◆ EXERCISE BRIEF ◆
Gather every line of the entries that includes the word "JSON".

Data records:
■ ■ ■ ■ ■ ■ ■

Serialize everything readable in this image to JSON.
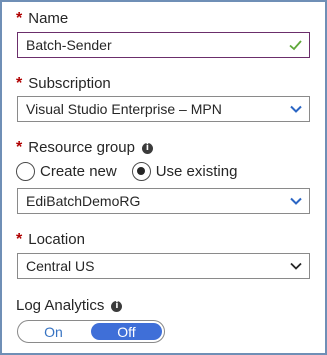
{
  "name": {
    "label": "Name",
    "required_mark": "*",
    "value": "Batch-Sender"
  },
  "subscription": {
    "label": "Subscription",
    "required_mark": "*",
    "value": "Visual Studio Enterprise – MPN"
  },
  "resource_group": {
    "label": "Resource group",
    "required_mark": "*",
    "info_icon": "i",
    "options": [
      "Create new",
      "Use existing"
    ],
    "selected_option": "Use existing",
    "value": "EdiBatchDemoRG"
  },
  "location": {
    "label": "Location",
    "required_mark": "*",
    "value": "Central US"
  },
  "log_analytics": {
    "label": "Log Analytics",
    "info_icon": "i",
    "toggle_on": "On",
    "toggle_off": "Off",
    "selected": "Off"
  },
  "colors": {
    "required": "#b00000",
    "chevron": "#2b66c4",
    "check": "#5fa83a",
    "toggle_selected": "#3f6fd8"
  }
}
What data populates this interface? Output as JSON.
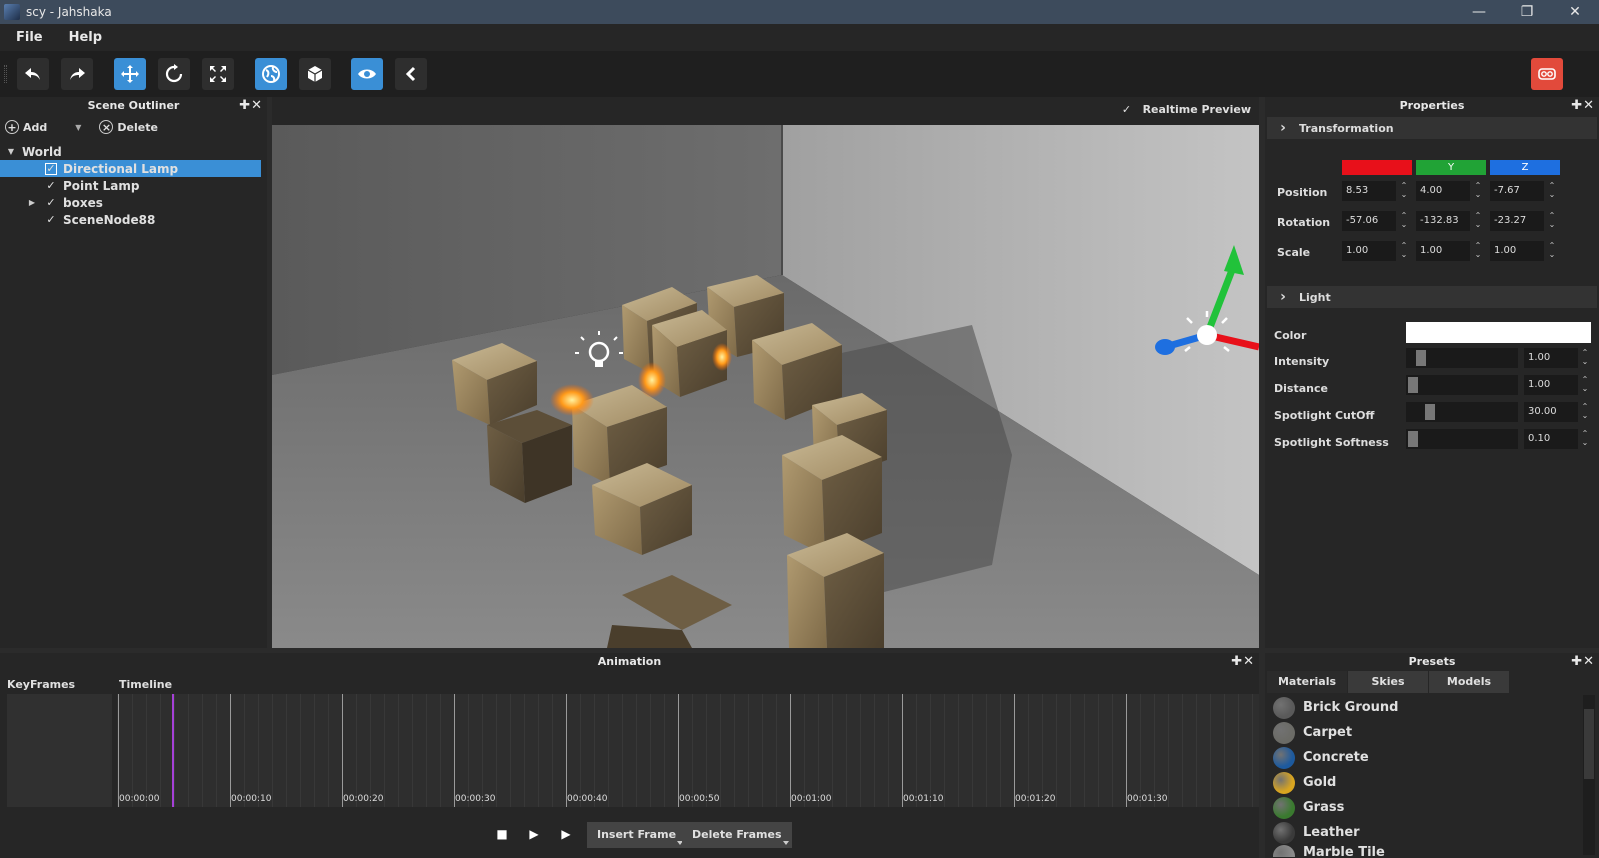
{
  "window": {
    "title": "scy - Jahshaka",
    "minimize": "—",
    "maximize": "❐",
    "close": "✕"
  },
  "menu": {
    "items": [
      "File",
      "Help"
    ]
  },
  "toolbar": {
    "buttons": [
      "undo-icon",
      "redo-icon",
      "move-icon",
      "rotate-icon",
      "scale-icon",
      "globe-icon",
      "cube-icon",
      "eye-icon",
      "chevron-left-icon",
      "vr-icon"
    ],
    "accent": "#3a8fd6",
    "vr_color": "#e24a3b"
  },
  "outliner": {
    "title": "Scene Outliner",
    "controls": "✚✕",
    "add_label": "Add",
    "delete_label": "Delete",
    "root": "World",
    "items": [
      {
        "label": "Directional Lamp",
        "selected": true
      },
      {
        "label": "Point Lamp",
        "selected": false
      },
      {
        "label": "boxes",
        "selected": false,
        "has_children": true
      },
      {
        "label": "SceneNode88",
        "selected": false
      }
    ],
    "check": "✓"
  },
  "viewport": {
    "realtime_label": "Realtime Preview",
    "check": "✓"
  },
  "properties": {
    "title": "Properties",
    "controls": "✚✕",
    "transformation": {
      "label": "Transformation",
      "axes": [
        "",
        "Y",
        "Z"
      ],
      "axis_colors": [
        "#e8101a",
        "#21a336",
        "#1e6fe0"
      ],
      "rows": [
        {
          "label": "Position",
          "values": [
            "8.53",
            "4.00",
            "-7.67"
          ]
        },
        {
          "label": "Rotation",
          "values": [
            "-57.06",
            "-132.83",
            "-23.27"
          ]
        },
        {
          "label": "Scale",
          "values": [
            "1.00",
            "1.00",
            "1.00"
          ]
        }
      ]
    },
    "light": {
      "label": "Light",
      "color_label": "Color",
      "color_value": "#ffffff",
      "sliders": [
        {
          "label": "Intensity",
          "value": "1.00",
          "fraction": 0.08
        },
        {
          "label": "Distance",
          "value": "1.00",
          "fraction": 0.0
        },
        {
          "label": "Spotlight CutOff",
          "value": "30.00",
          "fraction": 0.17
        },
        {
          "label": "Spotlight Softness",
          "value": "0.10",
          "fraction": 0.0
        }
      ]
    }
  },
  "animation": {
    "title": "Animation",
    "controls": "✚✕",
    "keyframes_label": "KeyFrames",
    "timeline_label": "Timeline",
    "ticks": [
      "00:00:00",
      "00:00:10",
      "00:00:20",
      "00:00:30",
      "00:00:40",
      "00:00:50",
      "00:01:00",
      "00:01:10",
      "00:01:20",
      "00:01:30"
    ],
    "insert_label": "Insert Frame",
    "delete_label": "Delete Frames",
    "playhead_color": "#a640d8"
  },
  "presets": {
    "title": "Presets",
    "controls": "✚✕",
    "tabs": [
      "Materials",
      "Skies",
      "Models"
    ],
    "items": [
      {
        "label": "Brick Ground",
        "color": "#5a5a5a"
      },
      {
        "label": "Carpet",
        "color": "#6b6b66"
      },
      {
        "label": "Concrete",
        "color": "#1d5a9e"
      },
      {
        "label": "Gold",
        "color": "#d9a520"
      },
      {
        "label": "Grass",
        "color": "#3a7a2f"
      },
      {
        "label": "Leather",
        "color": "#3a3a3a"
      },
      {
        "label": "Marble Tile",
        "color": "#8a8a8a"
      }
    ]
  }
}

■ ■ ■ ■ ■ ■ ■

◆ RESPONSE ◆
Serialize everything readable in this image to JSON.
What data populates this interface? Output as JSON.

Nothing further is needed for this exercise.